## What you have to do
Copy each line in which the string "name" occurs.

--- Data for this exercise ---

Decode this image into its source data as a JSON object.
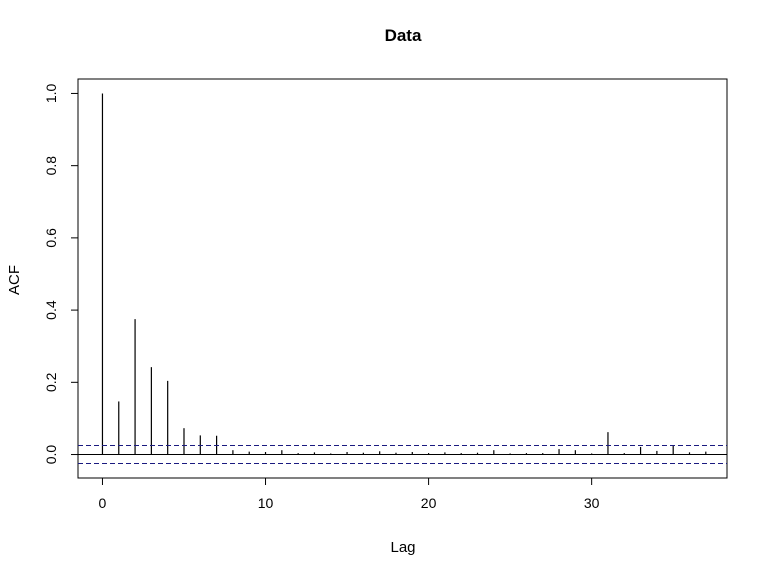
{
  "chart_data": {
    "type": "bar",
    "title": "Data",
    "xlabel": "Lag",
    "ylabel": "ACF",
    "xlim": [
      -1.5,
      38.3
    ],
    "ylim": [
      -0.065,
      1.04
    ],
    "xticks": [
      0,
      10,
      20,
      30
    ],
    "yticks": [
      0.0,
      0.2,
      0.4,
      0.6,
      0.8,
      1.0
    ],
    "xtick_labels": [
      "0",
      "10",
      "20",
      "30"
    ],
    "ytick_labels": [
      "0.0",
      "0.2",
      "0.4",
      "0.6",
      "0.8",
      "1.0"
    ],
    "confidence_bound": 0.025,
    "grid": false,
    "colors": {
      "bars": "#000000",
      "confidence_lines": "#1a1a80",
      "zero_line": "#000000"
    },
    "series": [
      {
        "lags": [
          0,
          1,
          2,
          3,
          4,
          5,
          6,
          7,
          8,
          9,
          10,
          11,
          12,
          13,
          14,
          15,
          16,
          17,
          18,
          19,
          20,
          21,
          22,
          23,
          24,
          25,
          26,
          27,
          28,
          29,
          30,
          31,
          32,
          33,
          34,
          35,
          36,
          37
        ],
        "values": [
          1.0,
          0.147,
          0.375,
          0.242,
          0.204,
          0.073,
          0.053,
          0.052,
          0.012,
          0.008,
          0.007,
          0.012,
          0.004,
          0.006,
          0.003,
          0.007,
          0.005,
          0.009,
          0.005,
          0.007,
          0.004,
          0.006,
          0.004,
          0.005,
          0.012,
          0.003,
          0.004,
          0.004,
          0.015,
          0.012,
          0.003,
          0.062,
          0.004,
          0.021,
          0.01,
          0.024,
          0.006,
          0.008
        ]
      }
    ]
  }
}
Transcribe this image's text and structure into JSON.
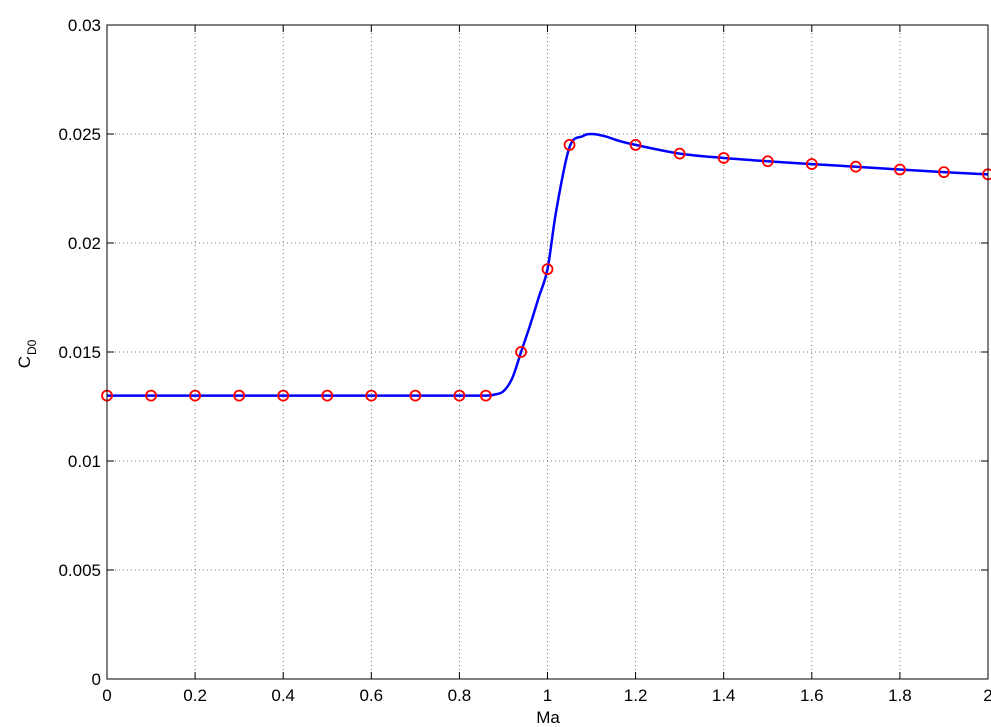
{
  "chart_data": {
    "type": "line",
    "xlabel": "Ma",
    "ylabel_main": "C",
    "ylabel_sub": "D0",
    "xlim": [
      0,
      2
    ],
    "ylim": [
      0,
      0.03
    ],
    "grid": true,
    "x_ticks": [
      0,
      0.2,
      0.4,
      0.6,
      0.8,
      1,
      1.2,
      1.4,
      1.6,
      1.8,
      2
    ],
    "x_tick_labels": [
      "0",
      "0.2",
      "0.4",
      "0.6",
      "0.8",
      "1",
      "1.2",
      "1.4",
      "1.6",
      "1.8",
      "2"
    ],
    "y_ticks": [
      0,
      0.005,
      0.01,
      0.015,
      0.02,
      0.025,
      0.03
    ],
    "y_tick_labels": [
      "0",
      "0.005",
      "0.01",
      "0.015",
      "0.02",
      "0.025",
      "0.03"
    ],
    "series": [
      {
        "kind": "curve",
        "color": "#0000ff",
        "x": [
          0,
          0.1,
          0.2,
          0.3,
          0.4,
          0.5,
          0.6,
          0.7,
          0.8,
          0.86,
          0.88,
          0.9,
          0.92,
          0.94,
          0.96,
          0.98,
          1.0,
          1.02,
          1.05,
          1.08,
          1.1,
          1.13,
          1.16,
          1.2,
          1.3,
          1.4,
          1.5,
          1.6,
          1.7,
          1.8,
          1.9,
          2.0
        ],
        "y": [
          0.013,
          0.013,
          0.013,
          0.013,
          0.013,
          0.013,
          0.013,
          0.013,
          0.013,
          0.013,
          0.01305,
          0.0132,
          0.0138,
          0.015,
          0.0162,
          0.0175,
          0.0188,
          0.0215,
          0.0244,
          0.0249,
          0.025,
          0.0249,
          0.0247,
          0.0245,
          0.0241,
          0.0239,
          0.02375,
          0.02362,
          0.0235,
          0.02337,
          0.02325,
          0.02315
        ]
      },
      {
        "kind": "markers",
        "color": "#ff0000",
        "x": [
          0,
          0.1,
          0.2,
          0.3,
          0.4,
          0.5,
          0.6,
          0.7,
          0.8,
          0.86,
          0.94,
          1.0,
          1.05,
          1.2,
          1.3,
          1.4,
          1.5,
          1.6,
          1.7,
          1.8,
          1.9,
          2.0
        ],
        "y": [
          0.013,
          0.013,
          0.013,
          0.013,
          0.013,
          0.013,
          0.013,
          0.013,
          0.013,
          0.013,
          0.015,
          0.0188,
          0.0245,
          0.0245,
          0.0241,
          0.0239,
          0.02375,
          0.02362,
          0.0235,
          0.02337,
          0.02325,
          0.02315
        ]
      }
    ]
  }
}
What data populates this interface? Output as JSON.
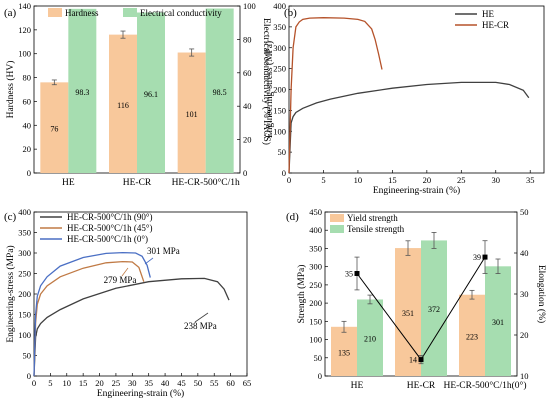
{
  "chart_data": [
    {
      "panel": "(a)",
      "type": "bar",
      "categories": [
        "HE",
        "HE-CR",
        "HE-CR-500°C/1h"
      ],
      "series": [
        {
          "name": "Hardness",
          "values": [
            76,
            116,
            101
          ],
          "errors": [
            2,
            3,
            3
          ],
          "color": "#f8c89b",
          "axis": "left"
        },
        {
          "name": "Electrical conductivity",
          "values": [
            98.3,
            96.1,
            98.5
          ],
          "color": "#a6ddb0",
          "axis": "right"
        }
      ],
      "value_labels": [
        [
          "76",
          "116",
          "101"
        ],
        [
          "98.3",
          "96.1",
          "98.5"
        ]
      ],
      "ylabel": "Hardness (HV)",
      "ylabel_right": "Electrical conductivity (% IACS)",
      "ylim": [
        0,
        140
      ],
      "yticks": [
        "0",
        "20",
        "40",
        "60",
        "80",
        "100",
        "120",
        "140"
      ],
      "ylim_right": [
        0,
        100
      ],
      "yticks_right": [
        "0",
        "20",
        "40",
        "60",
        "80",
        "100"
      ],
      "legend": "top"
    },
    {
      "panel": "(b)",
      "type": "line",
      "xlabel": "Engineering-strain (%)",
      "ylabel": "Engineering-stress (MPa)",
      "xlim": [
        0,
        37
      ],
      "xticks": [
        "0",
        "5",
        "10",
        "15",
        "20",
        "25",
        "30",
        "35"
      ],
      "ylim": [
        0,
        400
      ],
      "yticks": [
        "0",
        "50",
        "100",
        "150",
        "200",
        "250",
        "300",
        "350",
        "400"
      ],
      "series": [
        {
          "name": "HE",
          "color": "#404040",
          "x": [
            0,
            0.3,
            0.6,
            1,
            2,
            4,
            6,
            10,
            15,
            20,
            25,
            30,
            32,
            34,
            34.8
          ],
          "y": [
            0,
            120,
            135,
            145,
            155,
            168,
            177,
            191,
            203,
            212,
            217,
            217,
            212,
            198,
            180
          ]
        },
        {
          "name": "HE-CR",
          "color": "#b5522a",
          "x": [
            0,
            0.3,
            0.6,
            1,
            1.5,
            2,
            3,
            5,
            8,
            10,
            11,
            12,
            12.5,
            13,
            13.5
          ],
          "y": [
            0,
            200,
            300,
            350,
            362,
            368,
            371,
            372,
            371,
            368,
            363,
            345,
            320,
            285,
            248
          ]
        }
      ],
      "legend": "top-right"
    },
    {
      "panel": "(c)",
      "type": "line",
      "xlabel": "Engineering-strain (%)",
      "ylabel": "Engineering-stress (MPa)",
      "xlim": [
        0,
        65
      ],
      "xticks": [
        "0",
        "5",
        "10",
        "15",
        "20",
        "25",
        "30",
        "35",
        "40",
        "45",
        "50",
        "55",
        "60",
        "65"
      ],
      "ylim": [
        0,
        400
      ],
      "yticks": [
        "0",
        "50",
        "100",
        "150",
        "200",
        "250",
        "300",
        "350",
        "400"
      ],
      "series": [
        {
          "name": "HE-CR-500°C/1h  (90°)",
          "color": "#404040",
          "x": [
            0,
            0.5,
            1,
            2,
            4,
            8,
            15,
            25,
            35,
            45,
            52,
            56,
            58,
            59.5
          ],
          "y": [
            0,
            95,
            115,
            128,
            143,
            162,
            188,
            214,
            230,
            237,
            238,
            230,
            212,
            185
          ]
        },
        {
          "name": "HE-CR-500°C/1h  (45°)",
          "color": "#c07a45",
          "x": [
            0,
            0.5,
            1,
            2,
            4,
            8,
            15,
            22,
            27,
            30,
            32,
            33.5
          ],
          "y": [
            0,
            130,
            175,
            200,
            220,
            242,
            263,
            276,
            279,
            278,
            265,
            230
          ]
        },
        {
          "name": "HE-CR-500°C/1h  (0°)",
          "color": "#4a6fc4",
          "x": [
            0,
            0.5,
            1,
            2,
            4,
            8,
            15,
            22,
            27,
            31,
            33,
            34.5,
            35.5
          ],
          "y": [
            0,
            150,
            195,
            220,
            242,
            268,
            289,
            299,
            301,
            300,
            292,
            270,
            240
          ]
        }
      ],
      "annotations": [
        {
          "text": "301 MPa",
          "color": "#4a6fc4"
        },
        {
          "text": "279 MPa",
          "color": "#c07a45"
        },
        {
          "text": "238 MPa",
          "color": "#404040"
        }
      ],
      "legend": "top-left"
    },
    {
      "panel": "(d)",
      "type": "bar",
      "categories": [
        "HE",
        "HE-CR",
        "HE-CR-500°C/1h(0°)"
      ],
      "series": [
        {
          "name": "Yield strength",
          "values": [
            135,
            351,
            223
          ],
          "errors": [
            15,
            20,
            12
          ],
          "color": "#f8c89b",
          "axis": "left"
        },
        {
          "name": "Tensile strength",
          "values": [
            210,
            372,
            301
          ],
          "errors": [
            12,
            22,
            20
          ],
          "color": "#a6ddb0",
          "axis": "left"
        },
        {
          "name": "Elongation",
          "values": [
            35,
            14,
            39
          ],
          "errors": [
            4,
            1,
            4
          ],
          "color": "#000000",
          "axis": "right",
          "type": "line"
        }
      ],
      "value_labels": [
        [
          "135",
          "351",
          "223"
        ],
        [
          "210",
          "372",
          "301"
        ],
        [
          "35",
          "14",
          "39"
        ]
      ],
      "ylabel": "Strength (MPa)",
      "ylabel_right": "Elongation (%)",
      "ylim": [
        0,
        450
      ],
      "yticks": [
        "0",
        "50",
        "100",
        "150",
        "200",
        "250",
        "300",
        "350",
        "400",
        "450"
      ],
      "ylim_right": [
        10,
        50
      ],
      "yticks_right": [
        "10",
        "20",
        "30",
        "40",
        "50"
      ],
      "legend": "top-left"
    }
  ]
}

---

## Result for this exercise
          "name": "Hardness",
          "name": "Electrical conductivity",
          "name": "HE",
          "name": "HE-CR",
          "name": "HE-CR-500°C/1h  (90°)",
          "name": "HE-CR-500°C/1h  (45°)",
          "name": "HE-CR-500°C/1h  (0°)",
          "name": "Yield strength",
          "name": "Tensile strength",
          "name": "Elongation",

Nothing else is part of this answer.